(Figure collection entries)
= = = = =
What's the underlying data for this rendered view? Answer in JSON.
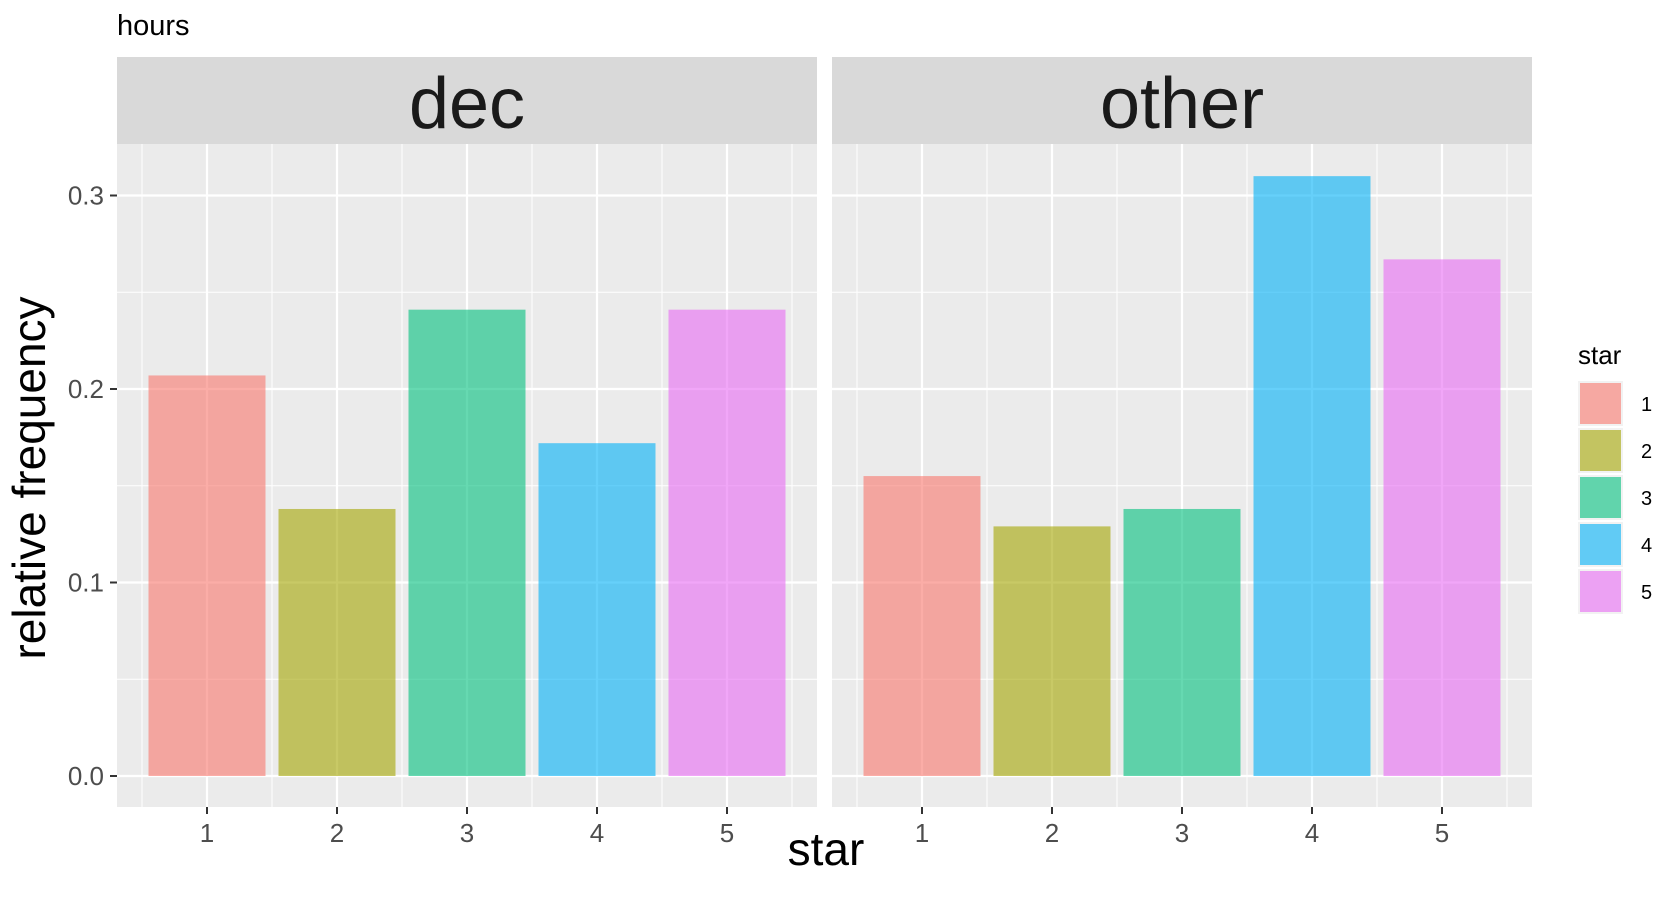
{
  "chart_data": {
    "type": "bar",
    "title": "hours",
    "xlabel": "star",
    "ylabel": "relative frequency",
    "ylim": [
      0,
      0.33
    ],
    "yticks": [
      "0.0",
      "0.1",
      "0.2",
      "0.3"
    ],
    "ytick_values": [
      0,
      0.1,
      0.2,
      0.3
    ],
    "categories": [
      "1",
      "2",
      "3",
      "4",
      "5"
    ],
    "grid": true,
    "legend": {
      "title": "star",
      "position": "right",
      "entries": [
        "1",
        "2",
        "3",
        "4",
        "5"
      ]
    },
    "colors": [
      "#F8766D",
      "#A3A500",
      "#00BF7D",
      "#00B0F6",
      "#E76BF3"
    ],
    "panels": [
      {
        "label": "dec",
        "values": [
          0.207,
          0.138,
          0.241,
          0.172,
          0.241
        ]
      },
      {
        "label": "other",
        "values": [
          0.155,
          0.129,
          0.138,
          0.31,
          0.267
        ]
      }
    ]
  }
}
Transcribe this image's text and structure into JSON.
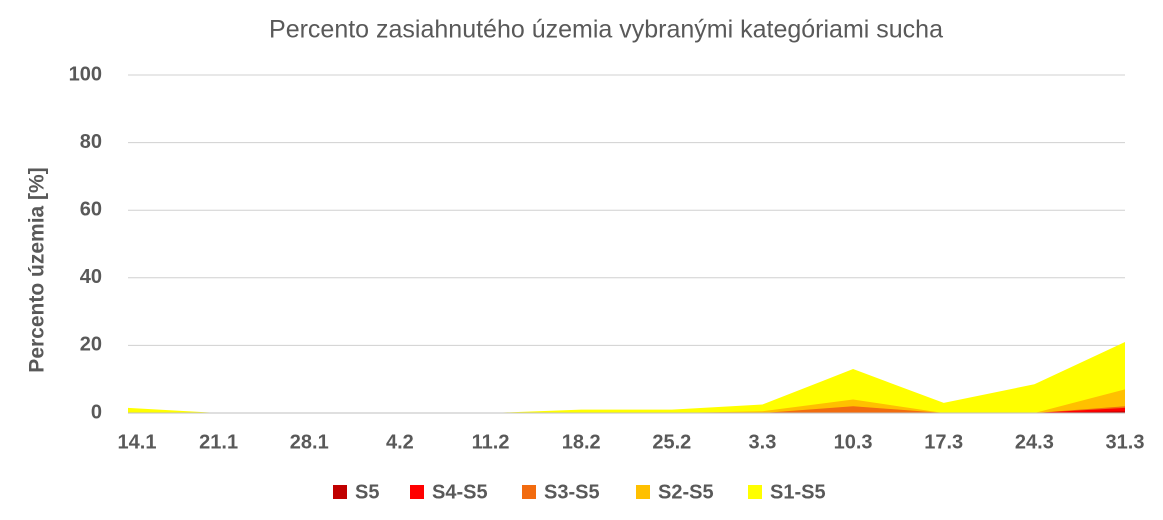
{
  "chart_data": {
    "type": "area",
    "title": "Percento zasiahnutého územia vybranými kategóriami sucha",
    "y_label": "Percento územia  [%]",
    "categories": [
      "14.1",
      "21.1",
      "28.1",
      "4.2",
      "11.2",
      "18.2",
      "25.2",
      "3.3",
      "10.3",
      "17.3",
      "24.3",
      "31.3"
    ],
    "series": [
      {
        "name": "S5",
        "color": "#c00000",
        "values": [
          0,
          0,
          0,
          0,
          0,
          0,
          0,
          0,
          0,
          0,
          0,
          0.5
        ]
      },
      {
        "name": "S4-S5",
        "color": "#ff0000",
        "values": [
          0,
          0,
          0,
          0,
          0,
          0,
          0,
          0,
          0,
          0,
          0,
          1.5
        ]
      },
      {
        "name": "S3-S5",
        "color": "#f26b0f",
        "values": [
          0,
          0,
          0,
          0,
          0,
          0,
          0,
          0,
          2,
          0,
          0,
          2
        ]
      },
      {
        "name": "S2-S5",
        "color": "#ffc000",
        "values": [
          0,
          0,
          0,
          0,
          0,
          0,
          0,
          0.5,
          4,
          0,
          0,
          7
        ]
      },
      {
        "name": "S1-S5",
        "color": "#ffff00",
        "values": [
          1.5,
          0,
          0,
          0,
          0,
          1,
          1,
          2.5,
          13,
          3,
          8.5,
          21
        ]
      }
    ],
    "ylim": [
      0,
      100
    ],
    "yticks": [
      0,
      20,
      40,
      60,
      80,
      100
    ],
    "grid": true,
    "legend": "bottom"
  }
}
= = = = =
Required work: Extract from the material all lines containing the string "this".

Complete output:
What's the underlying data for this rendered view? Answer in JSON.
Transcribe this image's text and structure into JSON.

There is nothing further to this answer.